▶ **What is asked**
Return every line of the records below verbatim, with no pictures in the copy.
━━━ Extracted entries ━━━
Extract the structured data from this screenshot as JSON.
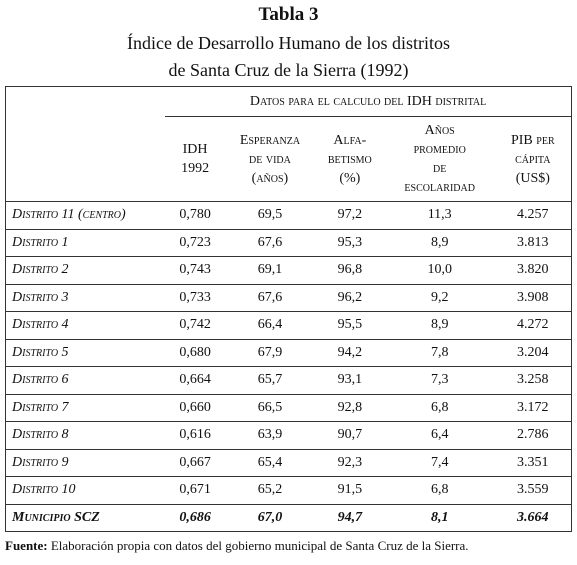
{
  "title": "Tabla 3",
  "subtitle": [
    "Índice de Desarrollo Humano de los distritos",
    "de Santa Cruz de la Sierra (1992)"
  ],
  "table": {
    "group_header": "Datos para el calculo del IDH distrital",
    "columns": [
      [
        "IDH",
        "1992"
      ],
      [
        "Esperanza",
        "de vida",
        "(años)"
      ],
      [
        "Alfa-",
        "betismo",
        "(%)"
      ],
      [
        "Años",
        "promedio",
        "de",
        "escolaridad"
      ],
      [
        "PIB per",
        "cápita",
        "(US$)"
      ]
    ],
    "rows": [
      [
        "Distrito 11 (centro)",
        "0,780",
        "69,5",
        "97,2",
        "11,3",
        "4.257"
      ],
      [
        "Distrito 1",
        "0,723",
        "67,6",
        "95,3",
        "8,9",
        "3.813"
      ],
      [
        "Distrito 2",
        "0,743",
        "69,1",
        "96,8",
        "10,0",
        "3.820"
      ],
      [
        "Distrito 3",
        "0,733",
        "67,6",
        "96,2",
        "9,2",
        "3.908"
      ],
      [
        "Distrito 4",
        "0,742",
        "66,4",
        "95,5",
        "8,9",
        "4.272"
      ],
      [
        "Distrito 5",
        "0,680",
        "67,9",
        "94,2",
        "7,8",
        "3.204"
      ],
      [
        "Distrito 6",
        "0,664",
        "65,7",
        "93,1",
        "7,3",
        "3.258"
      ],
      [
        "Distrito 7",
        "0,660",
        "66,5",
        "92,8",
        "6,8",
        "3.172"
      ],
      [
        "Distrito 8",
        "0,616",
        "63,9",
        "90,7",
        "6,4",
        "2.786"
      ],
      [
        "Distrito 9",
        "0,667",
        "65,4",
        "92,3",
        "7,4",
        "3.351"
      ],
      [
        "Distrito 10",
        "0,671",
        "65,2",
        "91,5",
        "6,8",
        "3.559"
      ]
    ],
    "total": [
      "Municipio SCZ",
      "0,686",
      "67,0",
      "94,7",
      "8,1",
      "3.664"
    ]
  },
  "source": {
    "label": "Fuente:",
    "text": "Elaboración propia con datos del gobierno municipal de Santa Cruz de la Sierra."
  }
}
━━━
▶ **The solution**
Extract the structured data from this screenshot as JSON.
{
  "title": "Tabla 3",
  "subtitle": [
    "Índice de Desarrollo Humano de los distritos",
    "de Santa Cruz de la Sierra (1992)"
  ],
  "table": {
    "group_header": "Datos para el calculo del IDH distrital",
    "columns": [
      [
        "IDH",
        "1992"
      ],
      [
        "Esperanza",
        "de vida",
        "(años)"
      ],
      [
        "Alfa-",
        "betismo",
        "(%)"
      ],
      [
        "Años",
        "promedio",
        "de",
        "escolaridad"
      ],
      [
        "PIB per",
        "cápita",
        "(US$)"
      ]
    ],
    "rows": [
      [
        "Distrito 11 (centro)",
        "0,780",
        "69,5",
        "97,2",
        "11,3",
        "4.257"
      ],
      [
        "Distrito 1",
        "0,723",
        "67,6",
        "95,3",
        "8,9",
        "3.813"
      ],
      [
        "Distrito 2",
        "0,743",
        "69,1",
        "96,8",
        "10,0",
        "3.820"
      ],
      [
        "Distrito 3",
        "0,733",
        "67,6",
        "96,2",
        "9,2",
        "3.908"
      ],
      [
        "Distrito 4",
        "0,742",
        "66,4",
        "95,5",
        "8,9",
        "4.272"
      ],
      [
        "Distrito 5",
        "0,680",
        "67,9",
        "94,2",
        "7,8",
        "3.204"
      ],
      [
        "Distrito 6",
        "0,664",
        "65,7",
        "93,1",
        "7,3",
        "3.258"
      ],
      [
        "Distrito 7",
        "0,660",
        "66,5",
        "92,8",
        "6,8",
        "3.172"
      ],
      [
        "Distrito 8",
        "0,616",
        "63,9",
        "90,7",
        "6,4",
        "2.786"
      ],
      [
        "Distrito 9",
        "0,667",
        "65,4",
        "92,3",
        "7,4",
        "3.351"
      ],
      [
        "Distrito 10",
        "0,671",
        "65,2",
        "91,5",
        "6,8",
        "3.559"
      ]
    ],
    "total": [
      "Municipio SCZ",
      "0,686",
      "67,0",
      "94,7",
      "8,1",
      "3.664"
    ]
  },
  "source": {
    "label": "Fuente:",
    "text": "Elaboración propia con datos del gobierno municipal de Santa Cruz de la Sierra."
  }
}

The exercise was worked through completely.